__GIVEN REQUEST__: Collect all lines containing the word "object" from the data.

____

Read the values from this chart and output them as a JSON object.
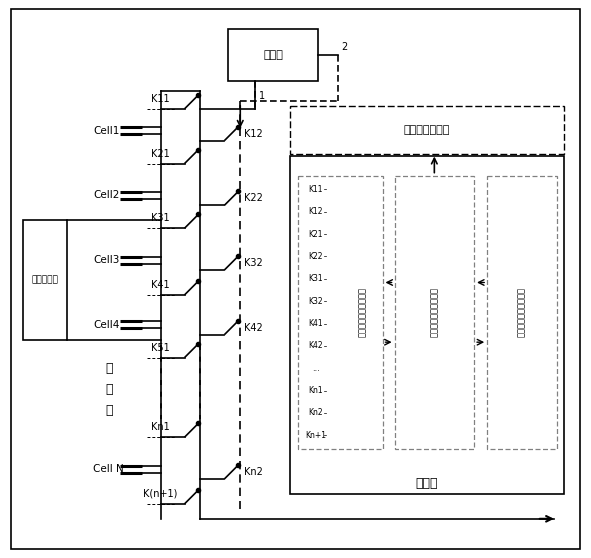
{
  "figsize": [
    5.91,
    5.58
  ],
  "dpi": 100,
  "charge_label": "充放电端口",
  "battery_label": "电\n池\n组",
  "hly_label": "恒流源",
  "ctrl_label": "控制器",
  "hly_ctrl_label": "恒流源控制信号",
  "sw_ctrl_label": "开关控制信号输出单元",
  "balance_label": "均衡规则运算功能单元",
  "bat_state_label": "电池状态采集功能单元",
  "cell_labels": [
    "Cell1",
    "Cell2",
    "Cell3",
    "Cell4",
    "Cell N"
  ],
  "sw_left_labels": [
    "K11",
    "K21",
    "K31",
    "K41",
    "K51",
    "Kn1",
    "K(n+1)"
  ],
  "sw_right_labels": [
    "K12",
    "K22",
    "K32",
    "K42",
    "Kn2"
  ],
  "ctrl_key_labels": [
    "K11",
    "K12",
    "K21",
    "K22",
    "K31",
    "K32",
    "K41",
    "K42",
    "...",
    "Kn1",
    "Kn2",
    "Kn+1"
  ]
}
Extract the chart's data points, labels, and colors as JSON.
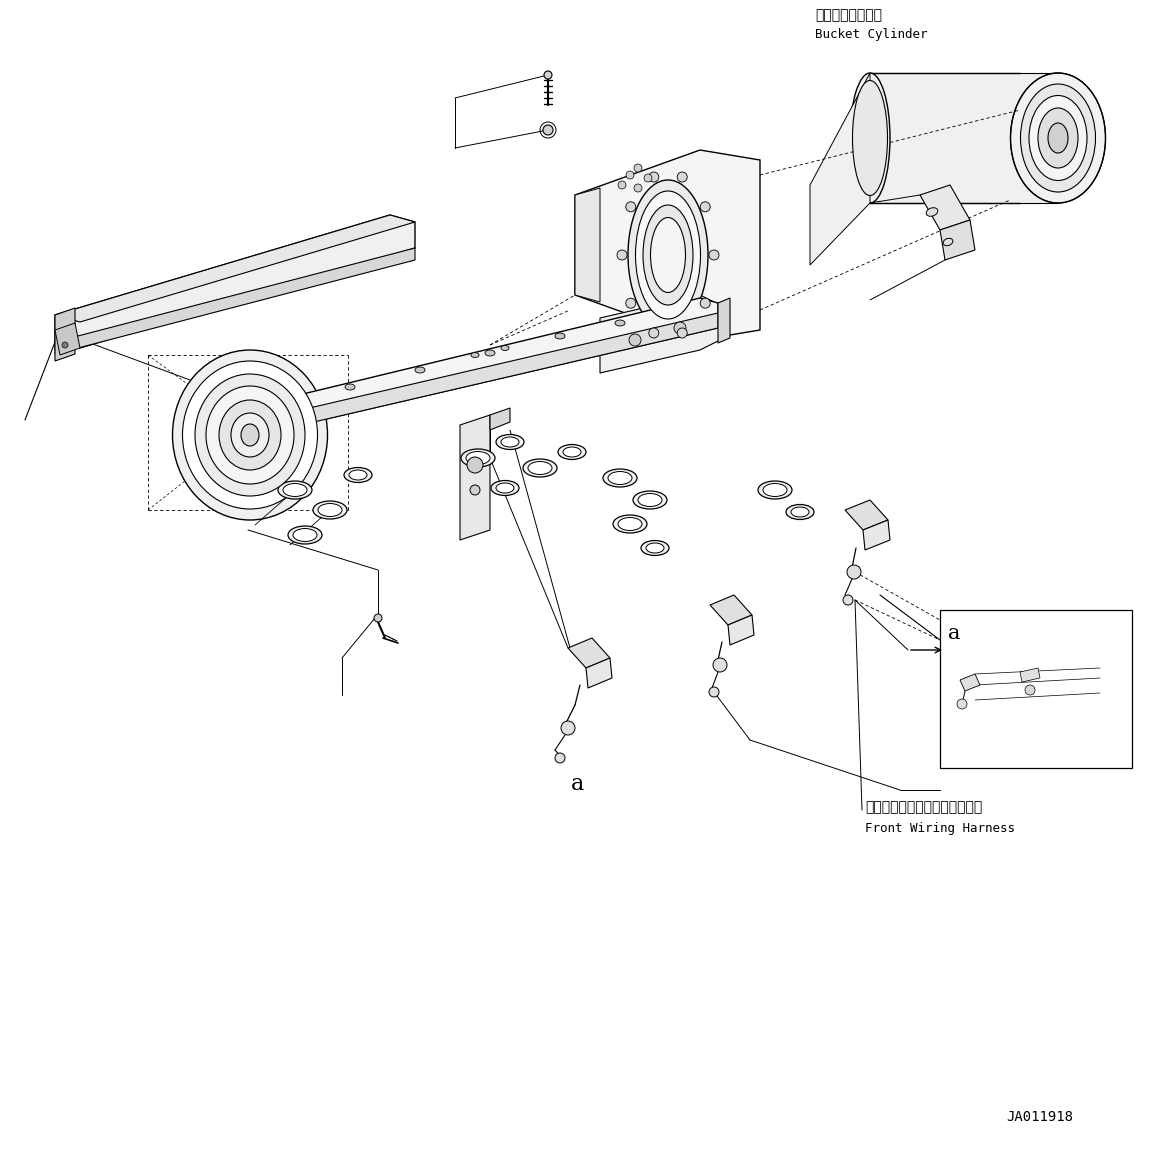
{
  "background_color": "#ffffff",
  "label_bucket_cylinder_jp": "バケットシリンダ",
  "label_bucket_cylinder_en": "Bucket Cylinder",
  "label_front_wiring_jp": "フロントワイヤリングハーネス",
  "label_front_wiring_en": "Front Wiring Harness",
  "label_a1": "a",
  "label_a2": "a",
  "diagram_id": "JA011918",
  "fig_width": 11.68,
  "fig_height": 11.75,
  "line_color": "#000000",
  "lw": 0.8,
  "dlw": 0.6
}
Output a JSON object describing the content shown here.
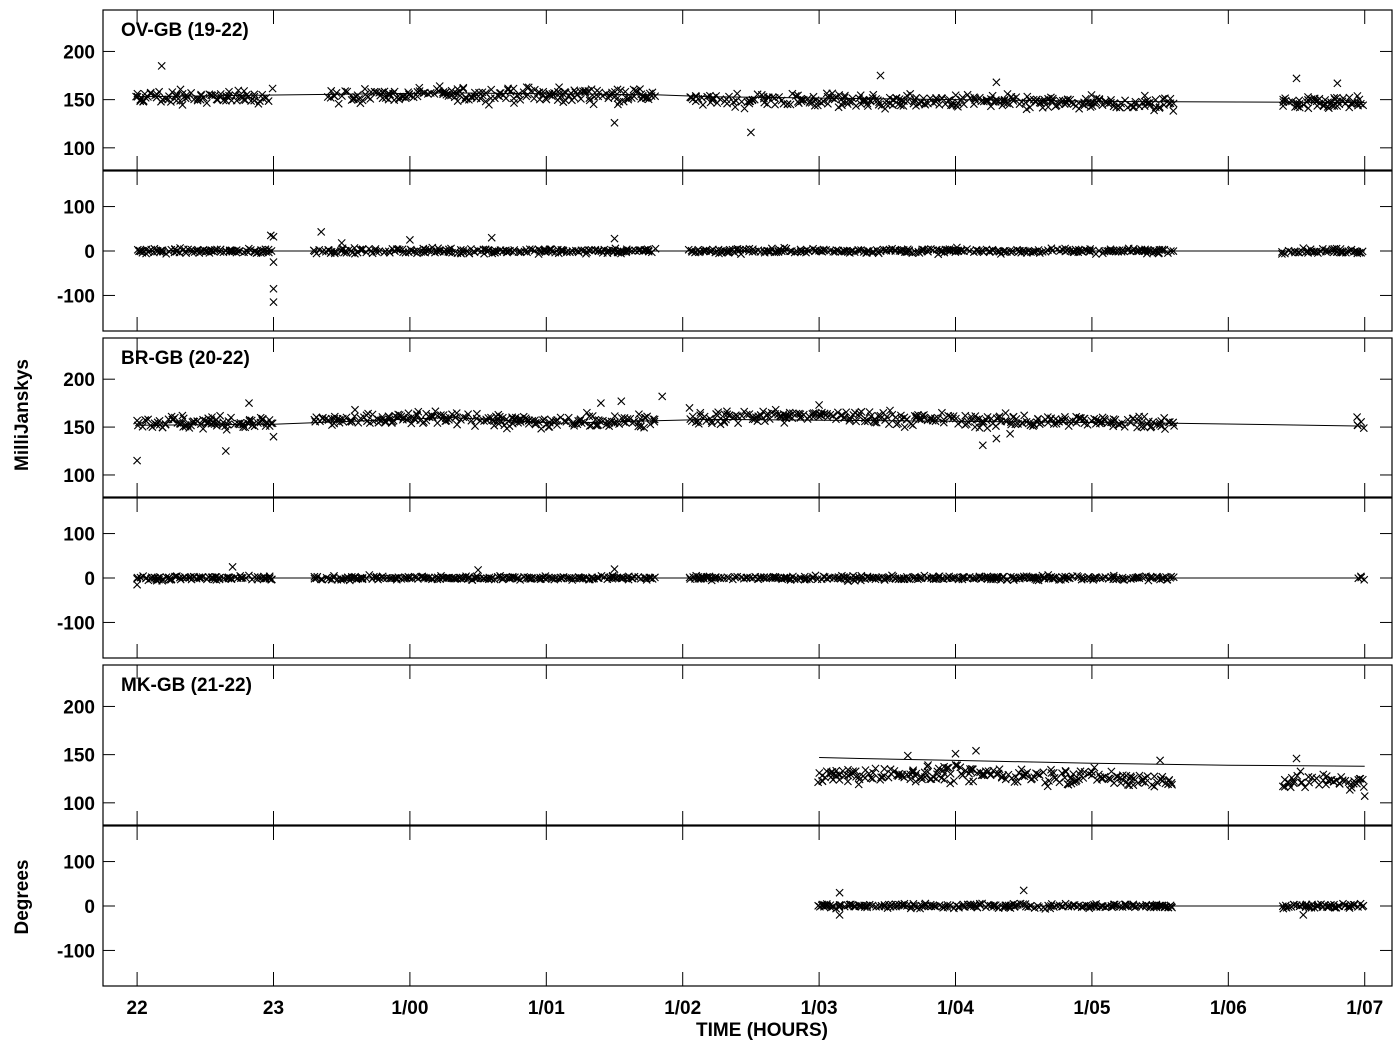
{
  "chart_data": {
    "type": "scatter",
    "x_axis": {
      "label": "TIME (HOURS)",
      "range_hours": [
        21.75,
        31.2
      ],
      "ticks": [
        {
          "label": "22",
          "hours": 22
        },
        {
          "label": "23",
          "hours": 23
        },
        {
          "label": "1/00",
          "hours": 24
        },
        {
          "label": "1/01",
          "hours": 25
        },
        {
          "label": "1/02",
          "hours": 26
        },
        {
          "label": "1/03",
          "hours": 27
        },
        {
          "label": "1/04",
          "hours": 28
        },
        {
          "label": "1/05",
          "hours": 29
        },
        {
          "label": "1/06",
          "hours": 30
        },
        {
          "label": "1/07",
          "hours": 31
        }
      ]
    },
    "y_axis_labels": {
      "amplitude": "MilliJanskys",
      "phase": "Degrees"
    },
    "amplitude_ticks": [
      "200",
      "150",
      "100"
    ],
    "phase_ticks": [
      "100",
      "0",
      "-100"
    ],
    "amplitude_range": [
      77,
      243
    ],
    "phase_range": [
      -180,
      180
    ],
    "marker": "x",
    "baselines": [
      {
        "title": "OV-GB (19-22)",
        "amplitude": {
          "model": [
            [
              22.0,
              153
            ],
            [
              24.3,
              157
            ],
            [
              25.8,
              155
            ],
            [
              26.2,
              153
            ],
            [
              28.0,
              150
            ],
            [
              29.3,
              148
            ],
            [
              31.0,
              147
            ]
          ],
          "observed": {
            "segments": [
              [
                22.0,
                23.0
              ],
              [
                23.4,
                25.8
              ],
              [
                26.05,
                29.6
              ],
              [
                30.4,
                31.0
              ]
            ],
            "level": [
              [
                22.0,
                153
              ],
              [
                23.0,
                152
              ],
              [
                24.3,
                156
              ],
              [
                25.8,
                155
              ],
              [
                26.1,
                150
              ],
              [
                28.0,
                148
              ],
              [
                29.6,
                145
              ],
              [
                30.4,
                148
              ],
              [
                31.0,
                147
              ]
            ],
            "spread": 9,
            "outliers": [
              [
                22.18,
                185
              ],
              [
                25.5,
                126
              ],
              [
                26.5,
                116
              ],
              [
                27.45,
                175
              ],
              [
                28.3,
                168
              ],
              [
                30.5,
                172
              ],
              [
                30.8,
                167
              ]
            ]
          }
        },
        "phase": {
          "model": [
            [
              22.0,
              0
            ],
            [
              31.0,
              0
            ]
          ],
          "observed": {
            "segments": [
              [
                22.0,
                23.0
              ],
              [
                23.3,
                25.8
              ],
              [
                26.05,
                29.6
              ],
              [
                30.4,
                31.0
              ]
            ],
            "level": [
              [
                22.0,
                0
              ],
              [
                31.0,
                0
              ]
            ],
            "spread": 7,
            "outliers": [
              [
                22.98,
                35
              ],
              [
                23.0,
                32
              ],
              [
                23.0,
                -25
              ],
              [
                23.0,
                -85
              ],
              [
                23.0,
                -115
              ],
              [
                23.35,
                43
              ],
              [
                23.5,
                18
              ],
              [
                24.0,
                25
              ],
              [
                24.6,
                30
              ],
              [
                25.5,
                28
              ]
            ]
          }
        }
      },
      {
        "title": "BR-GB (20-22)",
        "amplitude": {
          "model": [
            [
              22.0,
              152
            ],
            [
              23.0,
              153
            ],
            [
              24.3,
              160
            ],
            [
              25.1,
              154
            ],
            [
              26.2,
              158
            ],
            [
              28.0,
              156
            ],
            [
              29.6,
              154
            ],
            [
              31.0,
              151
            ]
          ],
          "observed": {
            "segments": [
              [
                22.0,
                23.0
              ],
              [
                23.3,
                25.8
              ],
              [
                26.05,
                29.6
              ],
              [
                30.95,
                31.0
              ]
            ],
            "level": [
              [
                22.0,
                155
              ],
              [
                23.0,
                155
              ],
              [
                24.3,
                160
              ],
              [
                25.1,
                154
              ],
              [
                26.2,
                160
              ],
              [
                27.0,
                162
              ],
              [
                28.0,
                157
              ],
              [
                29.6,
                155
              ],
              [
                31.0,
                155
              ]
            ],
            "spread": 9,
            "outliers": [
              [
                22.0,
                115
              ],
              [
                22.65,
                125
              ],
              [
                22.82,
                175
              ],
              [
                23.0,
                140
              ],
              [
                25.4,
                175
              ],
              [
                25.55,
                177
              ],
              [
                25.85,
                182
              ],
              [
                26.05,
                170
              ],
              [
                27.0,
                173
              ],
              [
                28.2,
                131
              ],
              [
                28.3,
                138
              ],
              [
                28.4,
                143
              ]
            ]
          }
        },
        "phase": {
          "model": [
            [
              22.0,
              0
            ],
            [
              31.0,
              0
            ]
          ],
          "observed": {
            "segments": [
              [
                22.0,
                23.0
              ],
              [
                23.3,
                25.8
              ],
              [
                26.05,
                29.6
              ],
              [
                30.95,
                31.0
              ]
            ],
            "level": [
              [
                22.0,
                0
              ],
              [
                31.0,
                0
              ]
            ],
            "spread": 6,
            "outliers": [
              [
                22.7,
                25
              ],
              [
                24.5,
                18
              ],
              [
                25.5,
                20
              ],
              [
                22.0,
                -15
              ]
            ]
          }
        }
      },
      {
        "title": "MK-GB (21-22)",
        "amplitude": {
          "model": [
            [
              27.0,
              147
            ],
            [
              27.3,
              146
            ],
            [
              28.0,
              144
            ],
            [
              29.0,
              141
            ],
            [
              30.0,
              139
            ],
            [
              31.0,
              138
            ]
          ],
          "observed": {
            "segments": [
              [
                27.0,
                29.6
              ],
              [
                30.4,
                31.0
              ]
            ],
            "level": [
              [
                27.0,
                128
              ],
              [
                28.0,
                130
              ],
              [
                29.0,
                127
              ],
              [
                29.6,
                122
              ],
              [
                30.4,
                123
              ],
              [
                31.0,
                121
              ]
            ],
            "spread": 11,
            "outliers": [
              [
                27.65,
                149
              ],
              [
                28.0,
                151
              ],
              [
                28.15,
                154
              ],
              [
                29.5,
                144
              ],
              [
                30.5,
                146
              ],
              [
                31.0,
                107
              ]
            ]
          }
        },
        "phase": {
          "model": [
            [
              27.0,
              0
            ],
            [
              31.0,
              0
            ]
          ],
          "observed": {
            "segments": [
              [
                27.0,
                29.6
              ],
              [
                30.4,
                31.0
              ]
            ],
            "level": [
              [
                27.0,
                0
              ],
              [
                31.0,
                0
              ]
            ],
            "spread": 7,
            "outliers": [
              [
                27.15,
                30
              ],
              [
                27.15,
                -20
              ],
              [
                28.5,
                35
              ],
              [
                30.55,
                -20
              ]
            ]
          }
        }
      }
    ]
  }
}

____

__EXERCISE OUTPUT__:
Read the values from this chart and output them as a JSON object.
Output a JSON object describing the content shown here.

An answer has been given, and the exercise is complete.